Data »
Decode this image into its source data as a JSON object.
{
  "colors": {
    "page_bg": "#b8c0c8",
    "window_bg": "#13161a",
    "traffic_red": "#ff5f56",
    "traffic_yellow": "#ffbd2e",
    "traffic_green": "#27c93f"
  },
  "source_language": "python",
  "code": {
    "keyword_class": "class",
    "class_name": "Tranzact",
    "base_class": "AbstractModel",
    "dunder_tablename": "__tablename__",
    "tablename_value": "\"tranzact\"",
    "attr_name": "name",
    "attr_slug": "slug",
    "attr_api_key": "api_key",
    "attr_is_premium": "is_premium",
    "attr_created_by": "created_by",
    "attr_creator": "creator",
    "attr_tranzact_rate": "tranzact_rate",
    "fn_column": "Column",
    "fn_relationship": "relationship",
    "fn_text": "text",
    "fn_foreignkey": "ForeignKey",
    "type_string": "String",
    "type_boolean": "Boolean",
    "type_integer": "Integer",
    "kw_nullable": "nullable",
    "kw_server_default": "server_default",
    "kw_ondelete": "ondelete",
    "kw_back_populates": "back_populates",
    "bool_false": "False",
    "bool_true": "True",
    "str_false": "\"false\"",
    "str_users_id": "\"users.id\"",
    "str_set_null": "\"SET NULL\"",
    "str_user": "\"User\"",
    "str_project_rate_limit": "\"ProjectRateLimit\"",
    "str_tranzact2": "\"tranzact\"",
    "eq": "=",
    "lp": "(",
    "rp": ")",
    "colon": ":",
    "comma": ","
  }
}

Exercise directions »
Retype the records that precede this task, keeping them exactly the same.

Output of the task »
Decode this image into its source data as a JSON object.
{
  "colors": {
    "page_bg": "#b8c0c8",
    "window_bg": "#13161a",
    "traffic_red": "#ff5f56",
    "traffic_yellow": "#ffbd2e",
    "traffic_green": "#27c93f"
  },
  "source_language": "python",
  "code": {
    "keyword_class": "class",
    "class_name": "Tranzact",
    "base_class": "AbstractModel",
    "dunder_tablename": "__tablename__",
    "tablename_value": "\"tranzact\"",
    "attr_name": "name",
    "attr_slug": "slug",
    "attr_api_key": "api_key",
    "attr_is_premium": "is_premium",
    "attr_created_by": "created_by",
    "attr_creator": "creator",
    "attr_tranzact_rate": "tranzact_rate",
    "fn_column": "Column",
    "fn_relationship": "relationship",
    "fn_text": "text",
    "fn_foreignkey": "ForeignKey",
    "type_string": "String",
    "type_boolean": "Boolean",
    "type_integer": "Integer",
    "kw_nullable": "nullable",
    "kw_server_default": "server_default",
    "kw_ondelete": "ondelete",
    "kw_back_populates": "back_populates",
    "bool_false": "False",
    "bool_true": "True",
    "str_false": "\"false\"",
    "str_users_id": "\"users.id\"",
    "str_set_null": "\"SET NULL\"",
    "str_user": "\"User\"",
    "str_project_rate_limit": "\"ProjectRateLimit\"",
    "str_tranzact2": "\"tranzact\"",
    "eq": "=",
    "lp": "(",
    "rp": ")",
    "colon": ":",
    "comma": ","
  }
}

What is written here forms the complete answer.